To do: Copy each line below exactly and leave the pictures out.

Provided entries:
^^^^
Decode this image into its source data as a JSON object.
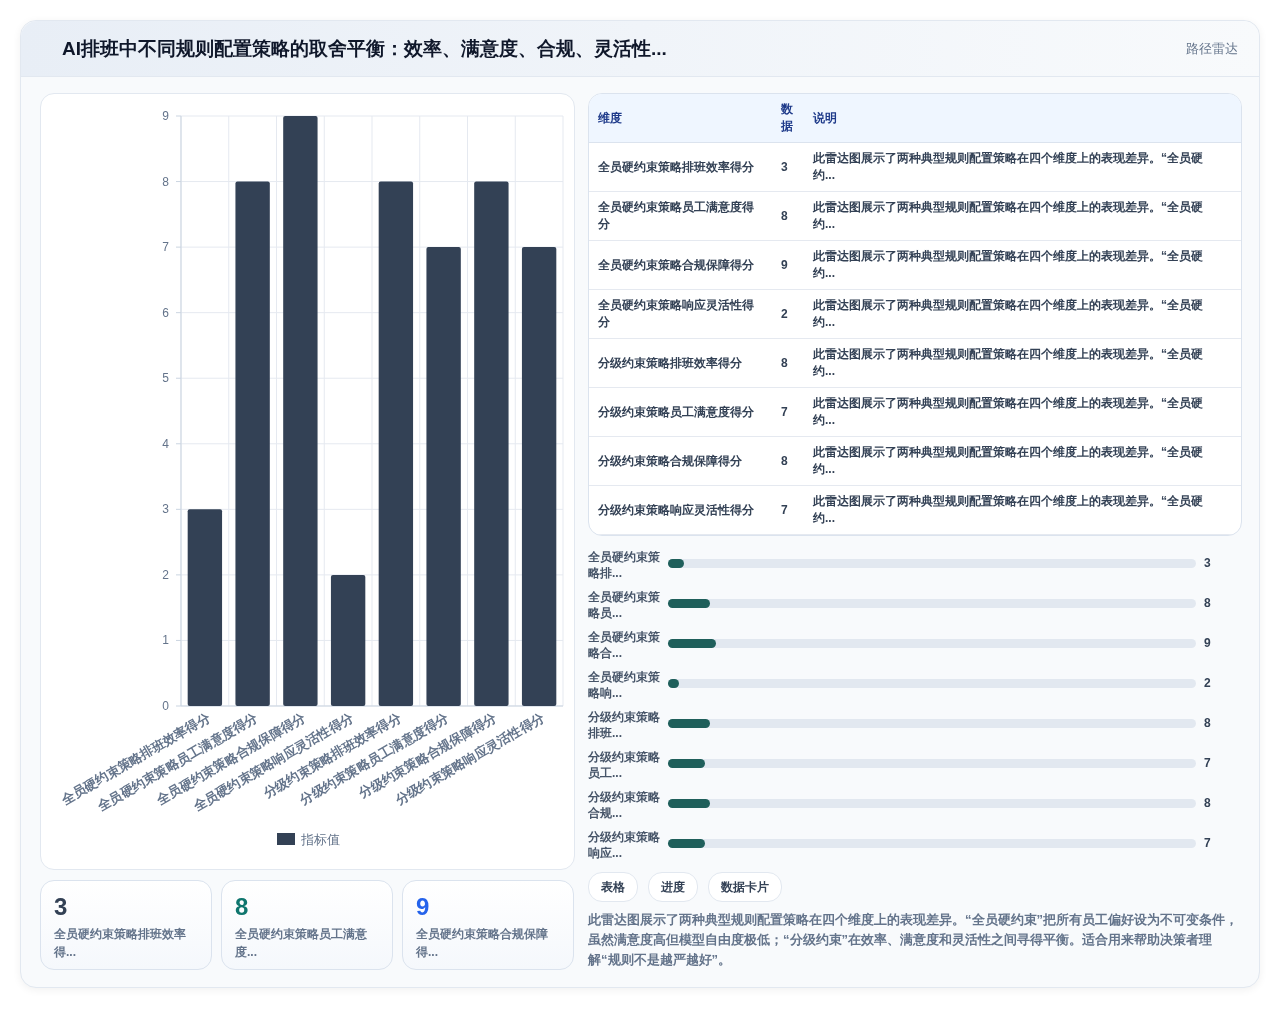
{
  "chart_data": [
    {
      "type": "other",
      "title": "AI排班中不同规则配置策略的取舍平衡：效率、满意度、合规、灵活性...",
      "subtitle": "路径雷达"
    },
    {
      "type": "bar",
      "categories": [
        "全员硬约束策略排班效率得分",
        "全员硬约束策略员工满意度得分",
        "全员硬约束策略合规保障得分",
        "全员硬约束策略响应灵活性得分",
        "分级约束策略排班效率得分",
        "分级约束策略员工满意度得分",
        "分级约束策略合规保障得分",
        "分级约束策略响应灵活性得分"
      ],
      "series": [
        {
          "name": "指标值",
          "color": "#334155",
          "values": [
            3,
            8,
            9,
            2,
            8,
            7,
            8,
            7
          ]
        }
      ],
      "ylim": [
        0,
        9
      ],
      "yticks": [
        0,
        1,
        2,
        3,
        4,
        5,
        6,
        7,
        8,
        9
      ],
      "grid": true,
      "legend": "bottom"
    },
    {
      "type": "other",
      "categories": [
        "全员硬约束策略排班效率得分",
        "全员硬约束策略员工满意度得分",
        "全员硬约束策略合规保障得分",
        "全员硬约束策略响应灵活性得分",
        "分级约束策略排班效率得分",
        "分级约束策略员工满意度得分",
        "分级约束策略合规保障得分",
        "分级约束策略响应灵活性得分"
      ],
      "values": [
        3,
        8,
        9,
        2,
        8,
        7,
        8,
        7
      ],
      "data_labels": true,
      "annotations": [
        "维度",
        "数据",
        "说明",
        "此雷达图展示了两种典型规则配置策略在四个维度上的表现差异。“全员硬约...",
        "此雷达图展示了两种典型规则配置策略在四个维度上的表现差异。“全员硬约...",
        "此雷达图展示了两种典型规则配置策略在四个维度上的表现差异。“全员硬约...",
        "此雷达图展示了两种典型规则配置策略在四个维度上的表现差异。“全员硬约...",
        "此雷达图展示了两种典型规则配置策略在四个维度上的表现差异。“全员硬约...",
        "此雷达图展示了两种典型规则配置策略在四个维度上的表现差异。“全员硬约...",
        "此雷达图展示了两种典型规则配置策略在四个维度上的表现差异。“全员硬约...",
        "此雷达图展示了两种典型规则配置策略在四个维度上的表现差异。“全员硬约..."
      ]
    },
    {
      "type": "bar",
      "orientation": "horizontal",
      "data_labels": true,
      "categories": [
        "全员硬约束策略排...",
        "全员硬约束策略员...",
        "全员硬约束策略合...",
        "全员硬约束策略响...",
        "分级约束策略排班...",
        "分级约束策略员工...",
        "分级约束策略合规...",
        "分级约束策略响应..."
      ],
      "values": [
        3,
        8,
        9,
        2,
        8,
        7,
        8,
        7
      ],
      "color": "#1f5f5b"
    },
    {
      "type": "other",
      "categories": [
        "全员硬约束策略排班效率得...",
        "全员硬约束策略员工满意度...",
        "全员硬约束策略合规保障得..."
      ],
      "values": [
        3,
        8,
        9
      ],
      "data_labels": true
    },
    {
      "type": "other",
      "annotations": [
        "表格",
        "进度",
        "数据卡片",
        "此雷达图展示了两种典型规则配置策略在四个维度上的表现差异。“全员硬约束”把所有员工偏好设为不可变条件，虽然满意度高但模型自由度极低；“分级约束”在效率、满意度和灵活性之间寻得平衡。适合用来帮助决策者理解“规则不是越严越好”。"
      ]
    }
  ]
}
^^^^
Exercise answer:
Decode this image into its source data as a JSON object.
{
  "chart_data": [
    {
      "type": "other",
      "title": "AI排班中不同规则配置策略的取舍平衡：效率、满意度、合规、灵活性...",
      "subtitle": "路径雷达"
    },
    {
      "type": "bar",
      "categories": [
        "全员硬约束策略排班效率得分",
        "全员硬约束策略员工满意度得分",
        "全员硬约束策略合规保障得分",
        "全员硬约束策略响应灵活性得分",
        "分级约束策略排班效率得分",
        "分级约束策略员工满意度得分",
        "分级约束策略合规保障得分",
        "分级约束策略响应灵活性得分"
      ],
      "series": [
        {
          "name": "指标值",
          "color": "#334155",
          "values": [
            3,
            8,
            9,
            2,
            8,
            7,
            8,
            7
          ]
        }
      ],
      "ylim": [
        0,
        9
      ],
      "yticks": [
        0,
        1,
        2,
        3,
        4,
        5,
        6,
        7,
        8,
        9
      ],
      "grid": true,
      "legend": "bottom"
    },
    {
      "type": "other",
      "categories": [
        "全员硬约束策略排班效率得分",
        "全员硬约束策略员工满意度得分",
        "全员硬约束策略合规保障得分",
        "全员硬约束策略响应灵活性得分",
        "分级约束策略排班效率得分",
        "分级约束策略员工满意度得分",
        "分级约束策略合规保障得分",
        "分级约束策略响应灵活性得分"
      ],
      "values": [
        3,
        8,
        9,
        2,
        8,
        7,
        8,
        7
      ],
      "data_labels": true,
      "annotations": [
        "维度",
        "数据",
        "说明",
        "此雷达图展示了两种典型规则配置策略在四个维度上的表现差异。“全员硬约...",
        "此雷达图展示了两种典型规则配置策略在四个维度上的表现差异。“全员硬约...",
        "此雷达图展示了两种典型规则配置策略在四个维度上的表现差异。“全员硬约...",
        "此雷达图展示了两种典型规则配置策略在四个维度上的表现差异。“全员硬约...",
        "此雷达图展示了两种典型规则配置策略在四个维度上的表现差异。“全员硬约...",
        "此雷达图展示了两种典型规则配置策略在四个维度上的表现差异。“全员硬约...",
        "此雷达图展示了两种典型规则配置策略在四个维度上的表现差异。“全员硬约...",
        "此雷达图展示了两种典型规则配置策略在四个维度上的表现差异。“全员硬约..."
      ]
    },
    {
      "type": "bar",
      "orientation": "horizontal",
      "data_labels": true,
      "categories": [
        "全员硬约束策略排...",
        "全员硬约束策略员...",
        "全员硬约束策略合...",
        "全员硬约束策略响...",
        "分级约束策略排班...",
        "分级约束策略员工...",
        "分级约束策略合规...",
        "分级约束策略响应..."
      ],
      "values": [
        3,
        8,
        9,
        2,
        8,
        7,
        8,
        7
      ],
      "color": "#1f5f5b"
    },
    {
      "type": "other",
      "categories": [
        "全员硬约束策略排班效率得...",
        "全员硬约束策略员工满意度...",
        "全员硬约束策略合规保障得..."
      ],
      "values": [
        3,
        8,
        9
      ],
      "data_labels": true
    },
    {
      "type": "other",
      "annotations": [
        "表格",
        "进度",
        "数据卡片",
        "此雷达图展示了两种典型规则配置策略在四个维度上的表现差异。“全员硬约束”把所有员工偏好设为不可变条件，虽然满意度高但模型自由度极低；“分级约束”在效率、满意度和灵活性之间寻得平衡。适合用来帮助决策者理解“规则不是越严越好”。"
      ]
    }
  ]
}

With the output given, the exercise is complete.